[Records that describe figures]
• • • • •

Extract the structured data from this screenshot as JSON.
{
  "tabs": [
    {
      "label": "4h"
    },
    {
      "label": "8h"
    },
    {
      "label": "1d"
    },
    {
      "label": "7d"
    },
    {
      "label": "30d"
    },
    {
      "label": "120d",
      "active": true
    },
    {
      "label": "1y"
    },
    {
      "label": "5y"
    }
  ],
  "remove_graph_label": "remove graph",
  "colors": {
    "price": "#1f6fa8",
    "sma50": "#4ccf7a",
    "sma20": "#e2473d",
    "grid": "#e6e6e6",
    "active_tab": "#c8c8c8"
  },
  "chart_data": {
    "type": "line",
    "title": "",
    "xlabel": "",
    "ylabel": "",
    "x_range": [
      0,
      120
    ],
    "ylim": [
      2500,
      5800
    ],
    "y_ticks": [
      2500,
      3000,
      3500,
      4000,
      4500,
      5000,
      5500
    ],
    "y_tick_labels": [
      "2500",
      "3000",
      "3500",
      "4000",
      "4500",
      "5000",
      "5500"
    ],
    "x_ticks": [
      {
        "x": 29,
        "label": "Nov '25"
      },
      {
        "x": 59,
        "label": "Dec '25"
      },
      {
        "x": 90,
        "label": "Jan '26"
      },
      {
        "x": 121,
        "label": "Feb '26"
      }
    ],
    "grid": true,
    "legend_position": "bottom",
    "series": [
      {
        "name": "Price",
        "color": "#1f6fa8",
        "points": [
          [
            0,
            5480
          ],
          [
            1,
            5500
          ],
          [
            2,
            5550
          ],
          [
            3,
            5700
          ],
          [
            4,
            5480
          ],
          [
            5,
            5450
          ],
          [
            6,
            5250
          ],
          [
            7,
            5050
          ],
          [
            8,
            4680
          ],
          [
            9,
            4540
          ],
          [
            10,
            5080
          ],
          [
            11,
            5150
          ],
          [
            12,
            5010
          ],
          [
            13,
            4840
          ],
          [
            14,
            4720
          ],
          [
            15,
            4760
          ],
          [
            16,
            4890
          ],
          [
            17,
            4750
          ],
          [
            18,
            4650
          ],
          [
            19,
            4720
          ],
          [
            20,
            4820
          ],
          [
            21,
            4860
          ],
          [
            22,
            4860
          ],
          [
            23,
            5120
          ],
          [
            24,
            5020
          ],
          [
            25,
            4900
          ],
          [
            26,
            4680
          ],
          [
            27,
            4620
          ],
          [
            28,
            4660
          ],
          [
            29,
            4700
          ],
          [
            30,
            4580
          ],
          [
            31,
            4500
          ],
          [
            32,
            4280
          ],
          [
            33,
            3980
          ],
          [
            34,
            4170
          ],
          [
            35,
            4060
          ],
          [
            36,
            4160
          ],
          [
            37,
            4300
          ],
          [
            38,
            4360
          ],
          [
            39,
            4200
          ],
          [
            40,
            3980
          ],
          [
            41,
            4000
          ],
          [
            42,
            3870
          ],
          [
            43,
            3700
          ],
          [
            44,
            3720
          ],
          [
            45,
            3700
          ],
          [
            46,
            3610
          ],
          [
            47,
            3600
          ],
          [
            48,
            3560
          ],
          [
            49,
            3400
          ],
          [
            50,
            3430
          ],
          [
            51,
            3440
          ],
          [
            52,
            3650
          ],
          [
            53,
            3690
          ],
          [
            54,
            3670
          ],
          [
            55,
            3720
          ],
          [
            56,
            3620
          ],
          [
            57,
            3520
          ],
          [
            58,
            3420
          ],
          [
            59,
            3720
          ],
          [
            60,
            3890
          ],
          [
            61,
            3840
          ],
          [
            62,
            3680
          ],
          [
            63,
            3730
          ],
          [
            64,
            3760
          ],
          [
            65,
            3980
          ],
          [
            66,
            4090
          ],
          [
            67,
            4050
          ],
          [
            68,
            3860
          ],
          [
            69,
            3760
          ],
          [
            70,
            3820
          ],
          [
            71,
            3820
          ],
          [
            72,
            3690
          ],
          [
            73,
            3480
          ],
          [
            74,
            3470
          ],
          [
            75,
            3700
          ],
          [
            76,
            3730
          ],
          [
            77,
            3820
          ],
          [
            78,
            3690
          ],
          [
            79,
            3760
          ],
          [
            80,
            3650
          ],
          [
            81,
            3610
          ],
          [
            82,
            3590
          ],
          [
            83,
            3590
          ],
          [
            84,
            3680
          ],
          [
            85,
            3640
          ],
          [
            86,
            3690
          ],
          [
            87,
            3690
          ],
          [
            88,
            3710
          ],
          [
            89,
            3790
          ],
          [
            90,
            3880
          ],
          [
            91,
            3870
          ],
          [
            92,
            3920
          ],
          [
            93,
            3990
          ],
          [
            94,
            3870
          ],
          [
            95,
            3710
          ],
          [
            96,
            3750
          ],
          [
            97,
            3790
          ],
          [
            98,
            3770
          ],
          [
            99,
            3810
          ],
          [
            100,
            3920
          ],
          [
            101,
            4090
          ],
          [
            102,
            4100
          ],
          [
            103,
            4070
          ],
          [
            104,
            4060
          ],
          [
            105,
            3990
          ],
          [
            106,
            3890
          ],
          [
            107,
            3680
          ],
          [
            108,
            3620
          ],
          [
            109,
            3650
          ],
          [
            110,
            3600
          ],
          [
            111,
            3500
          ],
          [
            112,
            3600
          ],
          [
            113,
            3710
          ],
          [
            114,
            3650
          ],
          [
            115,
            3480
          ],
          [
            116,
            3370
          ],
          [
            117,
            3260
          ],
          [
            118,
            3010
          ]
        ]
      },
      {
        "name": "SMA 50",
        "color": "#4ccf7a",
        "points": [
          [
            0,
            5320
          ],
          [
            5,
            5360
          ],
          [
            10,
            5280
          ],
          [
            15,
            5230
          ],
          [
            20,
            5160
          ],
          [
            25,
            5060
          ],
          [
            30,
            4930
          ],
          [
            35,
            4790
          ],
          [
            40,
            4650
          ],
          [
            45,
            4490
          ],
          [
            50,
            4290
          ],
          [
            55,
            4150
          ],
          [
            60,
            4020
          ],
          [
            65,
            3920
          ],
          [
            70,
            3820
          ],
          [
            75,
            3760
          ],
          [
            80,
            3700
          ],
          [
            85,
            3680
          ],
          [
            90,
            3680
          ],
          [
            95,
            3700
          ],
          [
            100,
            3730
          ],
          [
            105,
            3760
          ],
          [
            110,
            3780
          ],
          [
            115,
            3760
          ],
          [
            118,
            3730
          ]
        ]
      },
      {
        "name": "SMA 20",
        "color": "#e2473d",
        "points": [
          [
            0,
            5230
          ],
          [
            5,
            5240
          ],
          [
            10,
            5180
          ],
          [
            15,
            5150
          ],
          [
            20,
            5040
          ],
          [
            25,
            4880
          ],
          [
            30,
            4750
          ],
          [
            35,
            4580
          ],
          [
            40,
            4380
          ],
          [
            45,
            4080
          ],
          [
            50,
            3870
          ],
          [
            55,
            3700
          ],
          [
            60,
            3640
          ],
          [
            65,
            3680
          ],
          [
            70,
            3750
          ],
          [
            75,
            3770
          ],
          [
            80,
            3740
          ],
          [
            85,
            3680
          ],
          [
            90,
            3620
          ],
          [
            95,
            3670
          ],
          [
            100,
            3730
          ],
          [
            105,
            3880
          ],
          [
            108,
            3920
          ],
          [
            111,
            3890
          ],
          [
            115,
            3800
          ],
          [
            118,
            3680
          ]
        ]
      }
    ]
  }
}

• • • • •

BRIEF:
Repeat the whole listing exactly, keeping every line intact.

EXERCISE SOLUTION:
Extract the structured data from this screenshot as JSON.
{
  "tabs": [
    {
      "label": "4h"
    },
    {
      "label": "8h"
    },
    {
      "label": "1d"
    },
    {
      "label": "7d"
    },
    {
      "label": "30d"
    },
    {
      "label": "120d",
      "active": true
    },
    {
      "label": "1y"
    },
    {
      "label": "5y"
    }
  ],
  "remove_graph_label": "remove graph",
  "colors": {
    "price": "#1f6fa8",
    "sma50": "#4ccf7a",
    "sma20": "#e2473d",
    "grid": "#e6e6e6",
    "active_tab": "#c8c8c8"
  },
  "chart_data": {
    "type": "line",
    "title": "",
    "xlabel": "",
    "ylabel": "",
    "x_range": [
      0,
      120
    ],
    "ylim": [
      2500,
      5800
    ],
    "y_ticks": [
      2500,
      3000,
      3500,
      4000,
      4500,
      5000,
      5500
    ],
    "y_tick_labels": [
      "2500",
      "3000",
      "3500",
      "4000",
      "4500",
      "5000",
      "5500"
    ],
    "x_ticks": [
      {
        "x": 29,
        "label": "Nov '25"
      },
      {
        "x": 59,
        "label": "Dec '25"
      },
      {
        "x": 90,
        "label": "Jan '26"
      },
      {
        "x": 121,
        "label": "Feb '26"
      }
    ],
    "grid": true,
    "legend_position": "bottom",
    "series": [
      {
        "name": "Price",
        "color": "#1f6fa8",
        "points": [
          [
            0,
            5480
          ],
          [
            1,
            5500
          ],
          [
            2,
            5550
          ],
          [
            3,
            5700
          ],
          [
            4,
            5480
          ],
          [
            5,
            5450
          ],
          [
            6,
            5250
          ],
          [
            7,
            5050
          ],
          [
            8,
            4680
          ],
          [
            9,
            4540
          ],
          [
            10,
            5080
          ],
          [
            11,
            5150
          ],
          [
            12,
            5010
          ],
          [
            13,
            4840
          ],
          [
            14,
            4720
          ],
          [
            15,
            4760
          ],
          [
            16,
            4890
          ],
          [
            17,
            4750
          ],
          [
            18,
            4650
          ],
          [
            19,
            4720
          ],
          [
            20,
            4820
          ],
          [
            21,
            4860
          ],
          [
            22,
            4860
          ],
          [
            23,
            5120
          ],
          [
            24,
            5020
          ],
          [
            25,
            4900
          ],
          [
            26,
            4680
          ],
          [
            27,
            4620
          ],
          [
            28,
            4660
          ],
          [
            29,
            4700
          ],
          [
            30,
            4580
          ],
          [
            31,
            4500
          ],
          [
            32,
            4280
          ],
          [
            33,
            3980
          ],
          [
            34,
            4170
          ],
          [
            35,
            4060
          ],
          [
            36,
            4160
          ],
          [
            37,
            4300
          ],
          [
            38,
            4360
          ],
          [
            39,
            4200
          ],
          [
            40,
            3980
          ],
          [
            41,
            4000
          ],
          [
            42,
            3870
          ],
          [
            43,
            3700
          ],
          [
            44,
            3720
          ],
          [
            45,
            3700
          ],
          [
            46,
            3610
          ],
          [
            47,
            3600
          ],
          [
            48,
            3560
          ],
          [
            49,
            3400
          ],
          [
            50,
            3430
          ],
          [
            51,
            3440
          ],
          [
            52,
            3650
          ],
          [
            53,
            3690
          ],
          [
            54,
            3670
          ],
          [
            55,
            3720
          ],
          [
            56,
            3620
          ],
          [
            57,
            3520
          ],
          [
            58,
            3420
          ],
          [
            59,
            3720
          ],
          [
            60,
            3890
          ],
          [
            61,
            3840
          ],
          [
            62,
            3680
          ],
          [
            63,
            3730
          ],
          [
            64,
            3760
          ],
          [
            65,
            3980
          ],
          [
            66,
            4090
          ],
          [
            67,
            4050
          ],
          [
            68,
            3860
          ],
          [
            69,
            3760
          ],
          [
            70,
            3820
          ],
          [
            71,
            3820
          ],
          [
            72,
            3690
          ],
          [
            73,
            3480
          ],
          [
            74,
            3470
          ],
          [
            75,
            3700
          ],
          [
            76,
            3730
          ],
          [
            77,
            3820
          ],
          [
            78,
            3690
          ],
          [
            79,
            3760
          ],
          [
            80,
            3650
          ],
          [
            81,
            3610
          ],
          [
            82,
            3590
          ],
          [
            83,
            3590
          ],
          [
            84,
            3680
          ],
          [
            85,
            3640
          ],
          [
            86,
            3690
          ],
          [
            87,
            3690
          ],
          [
            88,
            3710
          ],
          [
            89,
            3790
          ],
          [
            90,
            3880
          ],
          [
            91,
            3870
          ],
          [
            92,
            3920
          ],
          [
            93,
            3990
          ],
          [
            94,
            3870
          ],
          [
            95,
            3710
          ],
          [
            96,
            3750
          ],
          [
            97,
            3790
          ],
          [
            98,
            3770
          ],
          [
            99,
            3810
          ],
          [
            100,
            3920
          ],
          [
            101,
            4090
          ],
          [
            102,
            4100
          ],
          [
            103,
            4070
          ],
          [
            104,
            4060
          ],
          [
            105,
            3990
          ],
          [
            106,
            3890
          ],
          [
            107,
            3680
          ],
          [
            108,
            3620
          ],
          [
            109,
            3650
          ],
          [
            110,
            3600
          ],
          [
            111,
            3500
          ],
          [
            112,
            3600
          ],
          [
            113,
            3710
          ],
          [
            114,
            3650
          ],
          [
            115,
            3480
          ],
          [
            116,
            3370
          ],
          [
            117,
            3260
          ],
          [
            118,
            3010
          ]
        ]
      },
      {
        "name": "SMA 50",
        "color": "#4ccf7a",
        "points": [
          [
            0,
            5320
          ],
          [
            5,
            5360
          ],
          [
            10,
            5280
          ],
          [
            15,
            5230
          ],
          [
            20,
            5160
          ],
          [
            25,
            5060
          ],
          [
            30,
            4930
          ],
          [
            35,
            4790
          ],
          [
            40,
            4650
          ],
          [
            45,
            4490
          ],
          [
            50,
            4290
          ],
          [
            55,
            4150
          ],
          [
            60,
            4020
          ],
          [
            65,
            3920
          ],
          [
            70,
            3820
          ],
          [
            75,
            3760
          ],
          [
            80,
            3700
          ],
          [
            85,
            3680
          ],
          [
            90,
            3680
          ],
          [
            95,
            3700
          ],
          [
            100,
            3730
          ],
          [
            105,
            3760
          ],
          [
            110,
            3780
          ],
          [
            115,
            3760
          ],
          [
            118,
            3730
          ]
        ]
      },
      {
        "name": "SMA 20",
        "color": "#e2473d",
        "points": [
          [
            0,
            5230
          ],
          [
            5,
            5240
          ],
          [
            10,
            5180
          ],
          [
            15,
            5150
          ],
          [
            20,
            5040
          ],
          [
            25,
            4880
          ],
          [
            30,
            4750
          ],
          [
            35,
            4580
          ],
          [
            40,
            4380
          ],
          [
            45,
            4080
          ],
          [
            50,
            3870
          ],
          [
            55,
            3700
          ],
          [
            60,
            3640
          ],
          [
            65,
            3680
          ],
          [
            70,
            3750
          ],
          [
            75,
            3770
          ],
          [
            80,
            3740
          ],
          [
            85,
            3680
          ],
          [
            90,
            3620
          ],
          [
            95,
            3670
          ],
          [
            100,
            3730
          ],
          [
            105,
            3880
          ],
          [
            108,
            3920
          ],
          [
            111,
            3890
          ],
          [
            115,
            3800
          ],
          [
            118,
            3680
          ]
        ]
      }
    ]
  }
}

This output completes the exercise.